■ **WHAT TO DO**
Skip the pictures. Copy all the rest of the records down exactly.

■ **PROVIDED DATA**
# # # # # # #

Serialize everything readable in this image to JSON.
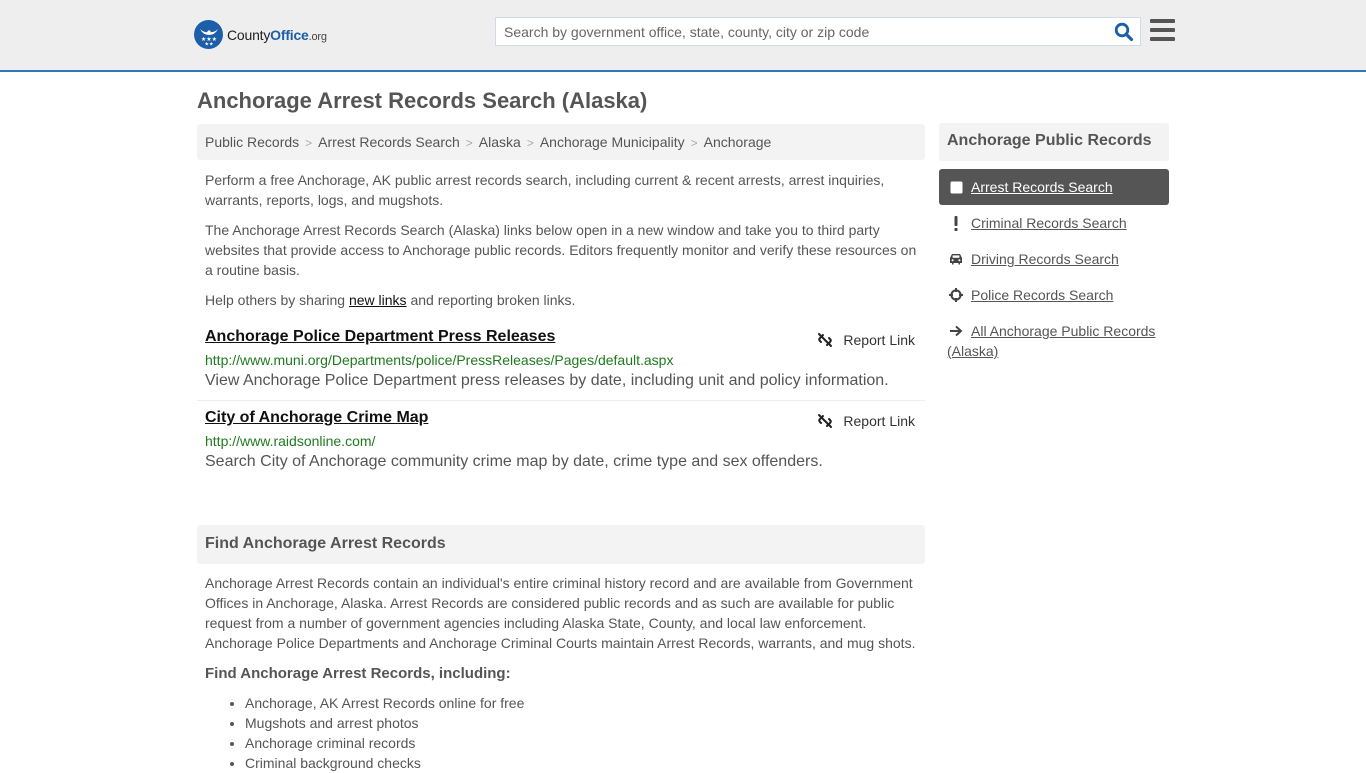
{
  "header": {
    "logo": {
      "county": "County",
      "office": "Office",
      "org": ".org"
    },
    "search_placeholder": "Search by government office, state, county, city or zip code",
    "search_value": "",
    "brand_color": "#1c5ea8",
    "accent_border_color": "#2f77b6"
  },
  "page_title": "Anchorage Arrest Records Search (Alaska)",
  "breadcrumb": [
    {
      "label": "Public Records"
    },
    {
      "label": "Arrest Records Search"
    },
    {
      "label": "Alaska"
    },
    {
      "label": "Anchorage Municipality"
    },
    {
      "label": "Anchorage"
    }
  ],
  "intro": {
    "p1": "Perform a free Anchorage, AK public arrest records search, including current & recent arrests, arrest inquiries, warrants, reports, logs, and mugshots.",
    "p2": "The Anchorage Arrest Records Search (Alaska) links below open in a new window and take you to third party websites that provide access to Anchorage public records. Editors frequently monitor and verify these resources on a routine basis.",
    "p3_before": "Help others by sharing ",
    "p3_link": "new links",
    "p3_after": " and reporting broken links."
  },
  "results": [
    {
      "title": "Anchorage Police Department Press Releases",
      "url": "http://www.muni.org/Departments/police/PressReleases/Pages/default.aspx",
      "description": "View Anchorage Police Department press releases by date, including unit and policy information.",
      "report_label": "Report Link"
    },
    {
      "title": "City of Anchorage Crime Map",
      "url": "http://www.raidsonline.com/",
      "description": "Search City of Anchorage community crime map by date, crime type and sex offenders.",
      "report_label": "Report Link"
    }
  ],
  "find_section": {
    "heading": "Find Anchorage Arrest Records",
    "body": "Anchorage Arrest Records contain an individual's entire criminal history record and are available from Government Offices in Anchorage, Alaska. Arrest Records are considered public records and as such are available for public request from a number of government agencies including Alaska State, County, and local law enforcement. Anchorage Police Departments and Anchorage Criminal Courts maintain Arrest Records, warrants, and mug shots.",
    "subheading": "Find Anchorage Arrest Records, including:",
    "items": [
      "Anchorage, AK Arrest Records online for free",
      "Mugshots and arrest photos",
      "Anchorage criminal records",
      "Criminal background checks"
    ]
  },
  "sidebar": {
    "heading": "Anchorage Public Records",
    "items": [
      {
        "label": "Arrest Records Search",
        "icon": "square-icon",
        "active": true
      },
      {
        "label": "Criminal Records Search",
        "icon": "exclamation-icon",
        "active": false
      },
      {
        "label": "Driving Records Search",
        "icon": "car-icon",
        "active": false
      },
      {
        "label": "Police Records Search",
        "icon": "crosshairs-icon",
        "active": false
      },
      {
        "label": "All Anchorage Public Records (Alaska)",
        "icon": "arrow-right-icon",
        "active": false
      }
    ]
  }
}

# # # # # # #

■ **WRITTEN RESPONSE**
Serialize everything readable in this image to JSON.
{
  "header": {
    "logo": {
      "county": "County",
      "office": "Office",
      "org": ".org"
    },
    "search_placeholder": "Search by government office, state, county, city or zip code",
    "search_value": "",
    "brand_color": "#1c5ea8",
    "accent_border_color": "#2f77b6"
  },
  "page_title": "Anchorage Arrest Records Search (Alaska)",
  "breadcrumb": [
    {
      "label": "Public Records"
    },
    {
      "label": "Arrest Records Search"
    },
    {
      "label": "Alaska"
    },
    {
      "label": "Anchorage Municipality"
    },
    {
      "label": "Anchorage"
    }
  ],
  "intro": {
    "p1": "Perform a free Anchorage, AK public arrest records search, including current & recent arrests, arrest inquiries, warrants, reports, logs, and mugshots.",
    "p2": "The Anchorage Arrest Records Search (Alaska) links below open in a new window and take you to third party websites that provide access to Anchorage public records. Editors frequently monitor and verify these resources on a routine basis.",
    "p3_before": "Help others by sharing ",
    "p3_link": "new links",
    "p3_after": " and reporting broken links."
  },
  "results": [
    {
      "title": "Anchorage Police Department Press Releases",
      "url": "http://www.muni.org/Departments/police/PressReleases/Pages/default.aspx",
      "description": "View Anchorage Police Department press releases by date, including unit and policy information.",
      "report_label": "Report Link"
    },
    {
      "title": "City of Anchorage Crime Map",
      "url": "http://www.raidsonline.com/",
      "description": "Search City of Anchorage community crime map by date, crime type and sex offenders.",
      "report_label": "Report Link"
    }
  ],
  "find_section": {
    "heading": "Find Anchorage Arrest Records",
    "body": "Anchorage Arrest Records contain an individual's entire criminal history record and are available from Government Offices in Anchorage, Alaska. Arrest Records are considered public records and as such are available for public request from a number of government agencies including Alaska State, County, and local law enforcement. Anchorage Police Departments and Anchorage Criminal Courts maintain Arrest Records, warrants, and mug shots.",
    "subheading": "Find Anchorage Arrest Records, including:",
    "items": [
      "Anchorage, AK Arrest Records online for free",
      "Mugshots and arrest photos",
      "Anchorage criminal records",
      "Criminal background checks"
    ]
  },
  "sidebar": {
    "heading": "Anchorage Public Records",
    "items": [
      {
        "label": "Arrest Records Search",
        "icon": "square-icon",
        "active": true
      },
      {
        "label": "Criminal Records Search",
        "icon": "exclamation-icon",
        "active": false
      },
      {
        "label": "Driving Records Search",
        "icon": "car-icon",
        "active": false
      },
      {
        "label": "Police Records Search",
        "icon": "crosshairs-icon",
        "active": false
      },
      {
        "label": "All Anchorage Public Records (Alaska)",
        "icon": "arrow-right-icon",
        "active": false
      }
    ]
  }
}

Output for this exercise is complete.